◆ **Given problem**
The listing below should be written out exactly; please include all of it.

Dataset items
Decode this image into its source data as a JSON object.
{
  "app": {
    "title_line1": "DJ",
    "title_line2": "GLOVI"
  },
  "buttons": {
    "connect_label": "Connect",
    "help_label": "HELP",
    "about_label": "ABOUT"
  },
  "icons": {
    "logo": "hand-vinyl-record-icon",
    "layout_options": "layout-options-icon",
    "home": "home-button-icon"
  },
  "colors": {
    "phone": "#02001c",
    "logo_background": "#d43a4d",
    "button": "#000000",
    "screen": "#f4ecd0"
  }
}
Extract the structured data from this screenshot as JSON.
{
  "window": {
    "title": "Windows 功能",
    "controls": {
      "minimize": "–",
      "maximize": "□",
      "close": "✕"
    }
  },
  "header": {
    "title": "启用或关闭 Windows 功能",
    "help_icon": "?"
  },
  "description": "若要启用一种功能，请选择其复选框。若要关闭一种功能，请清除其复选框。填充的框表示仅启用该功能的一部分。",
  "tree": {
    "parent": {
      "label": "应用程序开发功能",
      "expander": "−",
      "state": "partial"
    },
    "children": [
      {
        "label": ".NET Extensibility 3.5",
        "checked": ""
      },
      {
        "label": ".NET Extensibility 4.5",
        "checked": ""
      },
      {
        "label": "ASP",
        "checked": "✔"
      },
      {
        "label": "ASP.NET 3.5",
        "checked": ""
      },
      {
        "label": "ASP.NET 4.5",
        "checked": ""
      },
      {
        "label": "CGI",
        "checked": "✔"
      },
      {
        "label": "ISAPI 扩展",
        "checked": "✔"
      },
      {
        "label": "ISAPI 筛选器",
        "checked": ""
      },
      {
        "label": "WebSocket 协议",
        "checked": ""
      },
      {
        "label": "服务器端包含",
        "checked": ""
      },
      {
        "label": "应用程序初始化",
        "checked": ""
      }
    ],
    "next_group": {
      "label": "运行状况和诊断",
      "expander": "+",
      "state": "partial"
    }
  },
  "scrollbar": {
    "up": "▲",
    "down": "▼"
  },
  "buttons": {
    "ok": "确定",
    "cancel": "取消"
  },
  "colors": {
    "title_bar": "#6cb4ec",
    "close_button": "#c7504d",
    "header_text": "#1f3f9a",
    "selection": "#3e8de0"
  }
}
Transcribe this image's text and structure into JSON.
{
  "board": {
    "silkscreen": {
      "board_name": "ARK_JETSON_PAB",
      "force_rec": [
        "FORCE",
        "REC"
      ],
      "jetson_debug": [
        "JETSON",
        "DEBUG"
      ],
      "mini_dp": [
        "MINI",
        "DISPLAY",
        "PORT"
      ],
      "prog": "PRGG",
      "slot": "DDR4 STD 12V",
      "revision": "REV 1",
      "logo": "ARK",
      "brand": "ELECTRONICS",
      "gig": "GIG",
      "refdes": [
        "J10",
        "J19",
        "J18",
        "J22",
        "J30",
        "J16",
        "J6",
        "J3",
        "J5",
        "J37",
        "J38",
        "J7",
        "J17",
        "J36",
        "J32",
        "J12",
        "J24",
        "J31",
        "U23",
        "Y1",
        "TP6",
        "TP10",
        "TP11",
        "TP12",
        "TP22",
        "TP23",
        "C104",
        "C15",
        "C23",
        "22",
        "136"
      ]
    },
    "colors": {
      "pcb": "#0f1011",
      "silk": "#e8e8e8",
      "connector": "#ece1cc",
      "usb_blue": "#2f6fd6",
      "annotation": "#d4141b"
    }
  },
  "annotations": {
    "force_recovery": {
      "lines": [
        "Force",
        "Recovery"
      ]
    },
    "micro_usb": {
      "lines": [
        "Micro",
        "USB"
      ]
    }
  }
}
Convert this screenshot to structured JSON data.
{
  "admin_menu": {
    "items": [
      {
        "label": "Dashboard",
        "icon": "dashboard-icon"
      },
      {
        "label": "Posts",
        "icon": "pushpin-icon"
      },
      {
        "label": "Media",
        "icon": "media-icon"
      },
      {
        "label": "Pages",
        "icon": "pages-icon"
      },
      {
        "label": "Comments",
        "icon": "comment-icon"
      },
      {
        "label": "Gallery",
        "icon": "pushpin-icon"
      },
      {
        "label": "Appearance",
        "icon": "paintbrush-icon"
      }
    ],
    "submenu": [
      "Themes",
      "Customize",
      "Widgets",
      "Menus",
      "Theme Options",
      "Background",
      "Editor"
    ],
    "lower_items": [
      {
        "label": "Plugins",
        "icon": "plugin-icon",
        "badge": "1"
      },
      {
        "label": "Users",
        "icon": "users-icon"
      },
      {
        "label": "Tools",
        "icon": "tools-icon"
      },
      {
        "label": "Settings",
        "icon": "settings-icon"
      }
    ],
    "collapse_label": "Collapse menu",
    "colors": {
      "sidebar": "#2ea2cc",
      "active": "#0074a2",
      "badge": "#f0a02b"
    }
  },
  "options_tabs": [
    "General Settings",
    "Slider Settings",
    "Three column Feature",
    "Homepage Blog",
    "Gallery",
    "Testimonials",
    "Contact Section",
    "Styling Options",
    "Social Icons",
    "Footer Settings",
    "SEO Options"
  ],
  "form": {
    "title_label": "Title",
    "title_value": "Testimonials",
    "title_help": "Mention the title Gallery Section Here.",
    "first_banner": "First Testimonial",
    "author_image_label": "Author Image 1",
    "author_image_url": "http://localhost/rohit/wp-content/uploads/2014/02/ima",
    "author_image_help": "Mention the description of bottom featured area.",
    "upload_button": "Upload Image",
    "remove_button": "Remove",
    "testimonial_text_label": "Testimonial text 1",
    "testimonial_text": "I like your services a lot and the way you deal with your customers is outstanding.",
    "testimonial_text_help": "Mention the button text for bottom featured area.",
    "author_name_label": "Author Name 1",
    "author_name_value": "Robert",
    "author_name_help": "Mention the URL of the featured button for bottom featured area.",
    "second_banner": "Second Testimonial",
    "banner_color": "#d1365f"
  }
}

◆ **Response to this task**
Decode this image into its source data as a JSON object.
{
  "app": {
    "title_line1": "DJ",
    "title_line2": "GLOVI"
  },
  "buttons": {
    "connect_label": "Connect",
    "help_label": "HELP",
    "about_label": "ABOUT"
  },
  "icons": {
    "logo": "hand-vinyl-record-icon",
    "layout_options": "layout-options-icon",
    "home": "home-button-icon"
  },
  "colors": {
    "phone": "#02001c",
    "logo_background": "#d43a4d",
    "button": "#000000",
    "screen": "#f4ecd0"
  }
}
Extract the structured data from this screenshot as JSON.
{
  "window": {
    "title": "Windows 功能",
    "controls": {
      "minimize": "–",
      "maximize": "□",
      "close": "✕"
    }
  },
  "header": {
    "title": "启用或关闭 Windows 功能",
    "help_icon": "?"
  },
  "description": "若要启用一种功能，请选择其复选框。若要关闭一种功能，请清除其复选框。填充的框表示仅启用该功能的一部分。",
  "tree": {
    "parent": {
      "label": "应用程序开发功能",
      "expander": "−",
      "state": "partial"
    },
    "children": [
      {
        "label": ".NET Extensibility 3.5",
        "checked": ""
      },
      {
        "label": ".NET Extensibility 4.5",
        "checked": ""
      },
      {
        "label": "ASP",
        "checked": "✔"
      },
      {
        "label": "ASP.NET 3.5",
        "checked": ""
      },
      {
        "label": "ASP.NET 4.5",
        "checked": ""
      },
      {
        "label": "CGI",
        "checked": "✔"
      },
      {
        "label": "ISAPI 扩展",
        "checked": "✔"
      },
      {
        "label": "ISAPI 筛选器",
        "checked": ""
      },
      {
        "label": "WebSocket 协议",
        "checked": ""
      },
      {
        "label": "服务器端包含",
        "checked": ""
      },
      {
        "label": "应用程序初始化",
        "checked": ""
      }
    ],
    "next_group": {
      "label": "运行状况和诊断",
      "expander": "+",
      "state": "partial"
    }
  },
  "scrollbar": {
    "up": "▲",
    "down": "▼"
  },
  "buttons": {
    "ok": "确定",
    "cancel": "取消"
  },
  "colors": {
    "title_bar": "#6cb4ec",
    "close_button": "#c7504d",
    "header_text": "#1f3f9a",
    "selection": "#3e8de0"
  }
}
Transcribe this image's text and structure into JSON.
{
  "board": {
    "silkscreen": {
      "board_name": "ARK_JETSON_PAB",
      "force_rec": [
        "FORCE",
        "REC"
      ],
      "jetson_debug": [
        "JETSON",
        "DEBUG"
      ],
      "mini_dp": [
        "MINI",
        "DISPLAY",
        "PORT"
      ],
      "prog": "PRGG",
      "slot": "DDR4 STD 12V",
      "revision": "REV 1",
      "logo": "ARK",
      "brand": "ELECTRONICS",
      "gig": "GIG",
      "refdes": [
        "J10",
        "J19",
        "J18",
        "J22",
        "J30",
        "J16",
        "J6",
        "J3",
        "J5",
        "J37",
        "J38",
        "J7",
        "J17",
        "J36",
        "J32",
        "J12",
        "J24",
        "J31",
        "U23",
        "Y1",
        "TP6",
        "TP10",
        "TP11",
        "TP12",
        "TP22",
        "TP23",
        "C104",
        "C15",
        "C23",
        "22",
        "136"
      ]
    },
    "colors": {
      "pcb": "#0f1011",
      "silk": "#e8e8e8",
      "connector": "#ece1cc",
      "usb_blue": "#2f6fd6",
      "annotation": "#d4141b"
    }
  },
  "annotations": {
    "force_recovery": {
      "lines": [
        "Force",
        "Recovery"
      ]
    },
    "micro_usb": {
      "lines": [
        "Micro",
        "USB"
      ]
    }
  }
}
Convert this screenshot to structured JSON data.
{
  "admin_menu": {
    "items": [
      {
        "label": "Dashboard",
        "icon": "dashboard-icon"
      },
      {
        "label": "Posts",
        "icon": "pushpin-icon"
      },
      {
        "label": "Media",
        "icon": "media-icon"
      },
      {
        "label": "Pages",
        "icon": "pages-icon"
      },
      {
        "label": "Comments",
        "icon": "comment-icon"
      },
      {
        "label": "Gallery",
        "icon": "pushpin-icon"
      },
      {
        "label": "Appearance",
        "icon": "paintbrush-icon"
      }
    ],
    "submenu": [
      "Themes",
      "Customize",
      "Widgets",
      "Menus",
      "Theme Options",
      "Background",
      "Editor"
    ],
    "lower_items": [
      {
        "label": "Plugins",
        "icon": "plugin-icon",
        "badge": "1"
      },
      {
        "label": "Users",
        "icon": "users-icon"
      },
      {
        "label": "Tools",
        "icon": "tools-icon"
      },
      {
        "label": "Settings",
        "icon": "settings-icon"
      }
    ],
    "collapse_label": "Collapse menu",
    "colors": {
      "sidebar": "#2ea2cc",
      "active": "#0074a2",
      "badge": "#f0a02b"
    }
  },
  "options_tabs": [
    "General Settings",
    "Slider Settings",
    "Three column Feature",
    "Homepage Blog",
    "Gallery",
    "Testimonials",
    "Contact Section",
    "Styling Options",
    "Social Icons",
    "Footer Settings",
    "SEO Options"
  ],
  "form": {
    "title_label": "Title",
    "title_value": "Testimonials",
    "title_help": "Mention the title Gallery Section Here.",
    "first_banner": "First Testimonial",
    "author_image_label": "Author Image 1",
    "author_image_url": "http://localhost/rohit/wp-content/uploads/2014/02/ima",
    "author_image_help": "Mention the description of bottom featured area.",
    "upload_button": "Upload Image",
    "remove_button": "Remove",
    "testimonial_text_label": "Testimonial text 1",
    "testimonial_text": "I like your services a lot and the way you deal with your customers is outstanding.",
    "testimonial_text_help": "Mention the button text for bottom featured area.",
    "author_name_label": "Author Name 1",
    "author_name_value": "Robert",
    "author_name_help": "Mention the URL of the featured button for bottom featured area.",
    "second_banner": "Second Testimonial",
    "banner_color": "#d1365f"
  }
}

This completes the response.